What is required
Pick out the lines in the listing below that contain the word "想起与你" and copy them.

Input material

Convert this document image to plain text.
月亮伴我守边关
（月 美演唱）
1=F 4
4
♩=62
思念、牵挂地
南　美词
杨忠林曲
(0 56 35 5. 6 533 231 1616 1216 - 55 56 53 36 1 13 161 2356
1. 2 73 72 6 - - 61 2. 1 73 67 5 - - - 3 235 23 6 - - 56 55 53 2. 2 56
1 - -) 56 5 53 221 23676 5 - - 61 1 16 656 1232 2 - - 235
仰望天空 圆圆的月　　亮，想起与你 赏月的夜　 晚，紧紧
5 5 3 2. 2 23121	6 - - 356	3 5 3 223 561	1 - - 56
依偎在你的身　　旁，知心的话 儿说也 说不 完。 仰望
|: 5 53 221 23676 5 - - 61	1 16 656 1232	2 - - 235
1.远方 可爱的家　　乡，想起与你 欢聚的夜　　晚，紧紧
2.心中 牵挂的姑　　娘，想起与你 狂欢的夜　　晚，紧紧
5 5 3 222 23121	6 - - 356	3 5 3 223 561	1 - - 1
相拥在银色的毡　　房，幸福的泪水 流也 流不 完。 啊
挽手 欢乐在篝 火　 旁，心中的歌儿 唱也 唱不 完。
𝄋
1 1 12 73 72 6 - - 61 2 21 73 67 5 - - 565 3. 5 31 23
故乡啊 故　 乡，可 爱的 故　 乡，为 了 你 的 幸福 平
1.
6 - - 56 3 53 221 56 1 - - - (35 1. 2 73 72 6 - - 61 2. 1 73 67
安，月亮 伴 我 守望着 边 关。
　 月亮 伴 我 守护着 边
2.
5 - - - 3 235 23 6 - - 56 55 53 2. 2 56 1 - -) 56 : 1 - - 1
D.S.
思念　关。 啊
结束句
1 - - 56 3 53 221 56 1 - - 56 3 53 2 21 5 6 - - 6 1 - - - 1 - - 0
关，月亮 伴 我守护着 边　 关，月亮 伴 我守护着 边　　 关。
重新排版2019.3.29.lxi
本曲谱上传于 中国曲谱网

Exercise response
仰望天空 圆圆的月　　亮，想起与你 赏月的夜　 晚，紧紧
1.远方 可爱的家　　乡，想起与你 欢聚的夜　　晚，紧紧
2.心中 牵挂的姑　　娘，想起与你 狂欢的夜　　晚，紧紧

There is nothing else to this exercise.